(Data records)

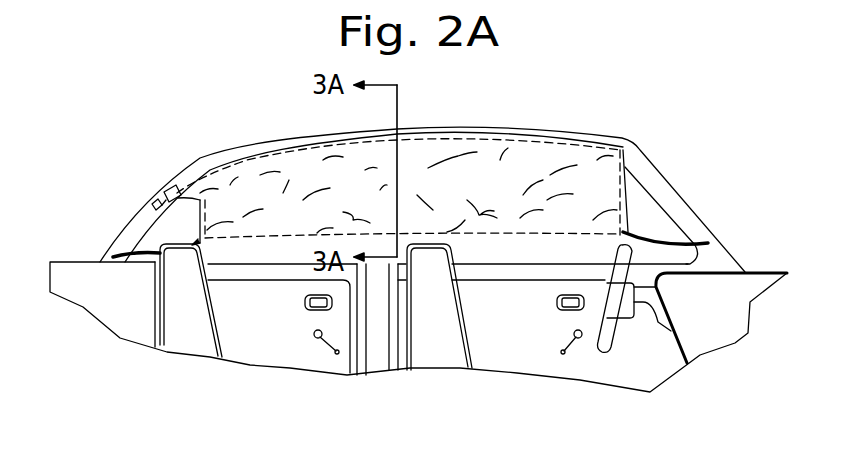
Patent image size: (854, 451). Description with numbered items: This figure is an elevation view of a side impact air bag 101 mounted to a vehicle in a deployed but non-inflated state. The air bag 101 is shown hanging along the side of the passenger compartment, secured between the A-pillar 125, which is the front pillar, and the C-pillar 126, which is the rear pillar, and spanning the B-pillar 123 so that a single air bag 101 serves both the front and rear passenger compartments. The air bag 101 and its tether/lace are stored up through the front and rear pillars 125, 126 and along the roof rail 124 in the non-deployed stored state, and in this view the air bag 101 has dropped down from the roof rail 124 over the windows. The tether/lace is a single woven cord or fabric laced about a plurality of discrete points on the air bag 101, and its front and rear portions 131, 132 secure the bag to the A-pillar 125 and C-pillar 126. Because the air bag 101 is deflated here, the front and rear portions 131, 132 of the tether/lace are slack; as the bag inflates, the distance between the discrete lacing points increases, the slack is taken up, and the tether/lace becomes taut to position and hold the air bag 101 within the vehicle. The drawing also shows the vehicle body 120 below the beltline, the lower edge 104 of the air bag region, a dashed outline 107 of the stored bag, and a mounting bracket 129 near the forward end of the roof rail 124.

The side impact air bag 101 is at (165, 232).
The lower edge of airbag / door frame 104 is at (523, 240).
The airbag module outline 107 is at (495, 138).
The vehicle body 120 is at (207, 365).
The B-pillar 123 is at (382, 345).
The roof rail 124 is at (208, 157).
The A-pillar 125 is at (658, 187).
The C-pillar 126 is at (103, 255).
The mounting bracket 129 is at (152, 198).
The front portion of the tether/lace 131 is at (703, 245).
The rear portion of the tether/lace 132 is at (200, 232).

---

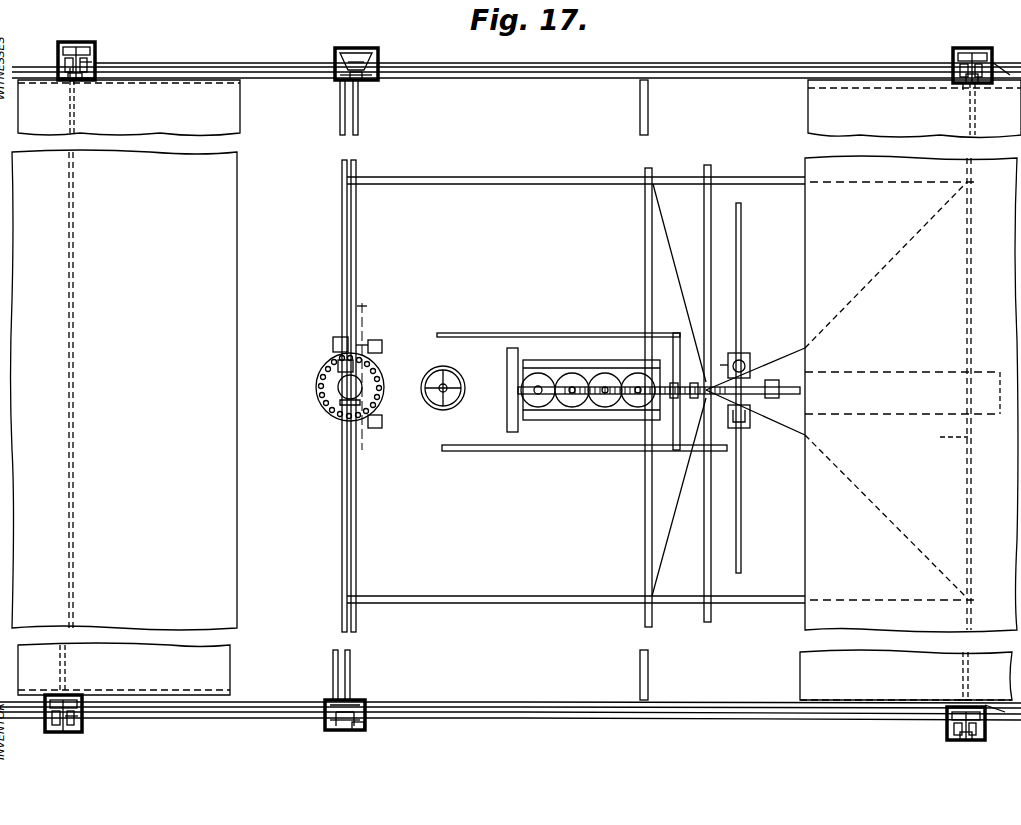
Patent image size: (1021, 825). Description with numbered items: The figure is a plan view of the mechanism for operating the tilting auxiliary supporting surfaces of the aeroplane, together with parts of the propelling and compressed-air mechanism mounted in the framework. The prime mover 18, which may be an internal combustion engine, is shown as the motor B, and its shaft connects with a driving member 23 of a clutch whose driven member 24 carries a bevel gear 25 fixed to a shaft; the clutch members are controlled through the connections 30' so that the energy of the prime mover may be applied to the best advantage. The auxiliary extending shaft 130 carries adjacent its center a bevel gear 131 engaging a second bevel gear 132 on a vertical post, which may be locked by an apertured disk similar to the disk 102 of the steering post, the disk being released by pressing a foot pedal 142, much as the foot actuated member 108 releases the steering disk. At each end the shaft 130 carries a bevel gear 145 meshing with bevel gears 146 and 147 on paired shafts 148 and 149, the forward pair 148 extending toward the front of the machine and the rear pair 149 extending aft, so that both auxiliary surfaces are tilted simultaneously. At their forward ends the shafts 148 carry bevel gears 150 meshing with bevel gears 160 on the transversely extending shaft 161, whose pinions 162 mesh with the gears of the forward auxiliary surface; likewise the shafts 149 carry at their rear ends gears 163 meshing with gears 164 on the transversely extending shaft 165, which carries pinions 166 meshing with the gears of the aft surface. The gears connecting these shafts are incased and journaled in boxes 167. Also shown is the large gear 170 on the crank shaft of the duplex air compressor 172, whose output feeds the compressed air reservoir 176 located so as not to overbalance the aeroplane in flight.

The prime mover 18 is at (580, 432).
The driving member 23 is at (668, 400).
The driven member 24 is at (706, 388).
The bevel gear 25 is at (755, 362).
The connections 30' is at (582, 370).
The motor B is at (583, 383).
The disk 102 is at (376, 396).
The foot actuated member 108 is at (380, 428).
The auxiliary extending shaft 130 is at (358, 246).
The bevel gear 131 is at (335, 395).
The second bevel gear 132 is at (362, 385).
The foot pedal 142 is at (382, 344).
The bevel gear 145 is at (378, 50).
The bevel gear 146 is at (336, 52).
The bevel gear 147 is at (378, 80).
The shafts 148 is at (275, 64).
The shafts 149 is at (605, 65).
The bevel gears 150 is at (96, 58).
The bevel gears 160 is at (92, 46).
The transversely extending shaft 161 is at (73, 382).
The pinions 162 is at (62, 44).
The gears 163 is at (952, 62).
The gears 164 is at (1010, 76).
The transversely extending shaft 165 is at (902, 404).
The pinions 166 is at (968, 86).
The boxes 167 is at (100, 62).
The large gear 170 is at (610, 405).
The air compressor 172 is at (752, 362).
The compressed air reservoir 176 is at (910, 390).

==

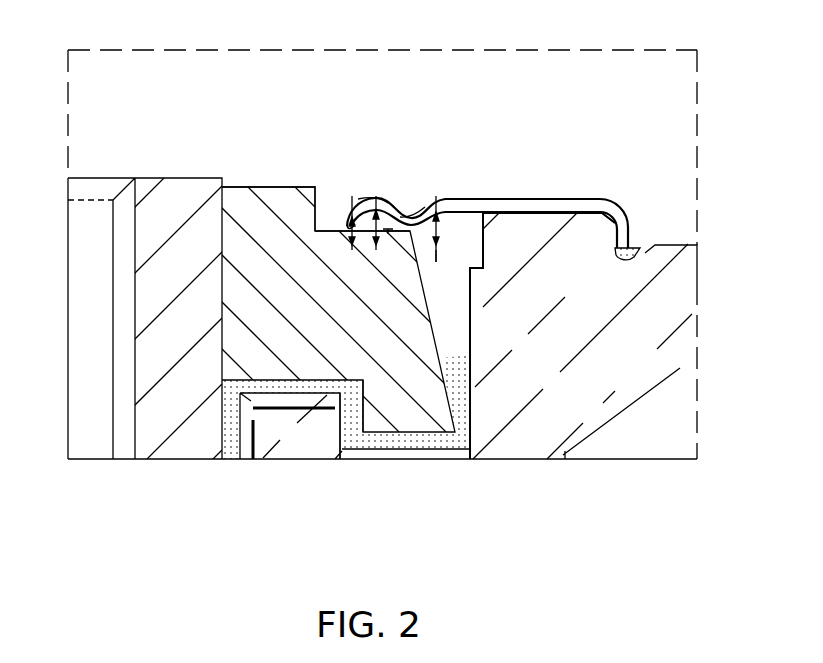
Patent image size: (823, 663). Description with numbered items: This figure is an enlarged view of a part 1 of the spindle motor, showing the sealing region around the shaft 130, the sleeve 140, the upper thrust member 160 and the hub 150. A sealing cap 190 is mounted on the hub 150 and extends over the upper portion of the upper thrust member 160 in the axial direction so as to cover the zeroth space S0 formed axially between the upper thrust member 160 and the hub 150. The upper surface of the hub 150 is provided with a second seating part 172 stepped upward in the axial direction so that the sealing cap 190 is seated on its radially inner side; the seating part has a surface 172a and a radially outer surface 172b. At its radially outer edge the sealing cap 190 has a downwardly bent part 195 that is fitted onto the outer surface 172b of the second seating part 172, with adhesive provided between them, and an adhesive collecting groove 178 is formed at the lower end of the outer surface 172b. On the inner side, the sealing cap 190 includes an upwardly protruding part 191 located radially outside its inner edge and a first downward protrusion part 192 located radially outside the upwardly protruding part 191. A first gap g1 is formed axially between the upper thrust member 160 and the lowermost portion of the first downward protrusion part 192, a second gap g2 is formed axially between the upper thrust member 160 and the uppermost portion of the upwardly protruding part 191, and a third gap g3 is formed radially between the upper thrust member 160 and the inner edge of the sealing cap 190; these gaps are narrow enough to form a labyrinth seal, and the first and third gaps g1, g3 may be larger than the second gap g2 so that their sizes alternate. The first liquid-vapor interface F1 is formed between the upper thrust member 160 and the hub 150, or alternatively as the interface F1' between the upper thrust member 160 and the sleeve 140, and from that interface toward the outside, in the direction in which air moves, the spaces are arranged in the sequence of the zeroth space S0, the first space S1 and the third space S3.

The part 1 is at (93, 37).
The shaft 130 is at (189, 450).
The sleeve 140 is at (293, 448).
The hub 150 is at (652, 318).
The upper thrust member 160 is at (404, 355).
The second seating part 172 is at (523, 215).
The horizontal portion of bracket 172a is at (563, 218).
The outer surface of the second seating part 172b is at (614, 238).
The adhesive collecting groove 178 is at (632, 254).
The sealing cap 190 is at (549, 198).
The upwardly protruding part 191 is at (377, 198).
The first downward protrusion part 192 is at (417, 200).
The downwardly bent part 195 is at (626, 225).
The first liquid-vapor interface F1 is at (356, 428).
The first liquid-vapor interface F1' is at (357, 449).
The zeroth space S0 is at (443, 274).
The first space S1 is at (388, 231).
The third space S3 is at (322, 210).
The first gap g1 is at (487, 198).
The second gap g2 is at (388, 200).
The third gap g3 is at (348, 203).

**SHORT TASK**: Please return the stretch of the listing above from the line containing "Patent image size: (854, 451)." through the line containing "The side impact air bag 101 is at (165, 232).", copying each line without change.

**TASK RESULT**:
Patent image size: (854, 451). Description with numbered items: This figure is an elevation view of a side impact air bag 101 mounted to a vehicle in a deployed but non-inflated state. The air bag 101 is shown hanging along the side of the passenger compartment, secured between the A-pillar 125, which is the front pillar, and the C-pillar 126, which is the rear pillar, and spanning the B-pillar 123 so that a single air bag 101 serves both the front and rear passenger compartments. The air bag 101 and its tether/lace are stored up through the front and rear pillars 125, 126 and along the roof rail 124 in the non-deployed stored state, and in this view the air bag 101 has dropped down from the roof rail 124 over the windows. The tether/lace is a single woven cord or fabric laced about a plurality of discrete points on the air bag 101, and its front and rear portions 131, 132 secure the bag to the A-pillar 125 and C-pillar 126. Because the air bag 101 is deflated here, the front and rear portions 131, 132 of the tether/lace are slack; as the bag inflates, the distance between the discrete lacing points increases, the slack is taken up, and the tether/lace becomes taut to position and hold the air bag 101 within the vehicle. The drawing also shows the vehicle body 120 below the beltline, the lower edge 104 of the air bag region, a dashed outline 107 of the stored bag, and a mounting bracket 129 near the forward end of the roof rail 124.

The side impact air bag 101 is at (165, 232).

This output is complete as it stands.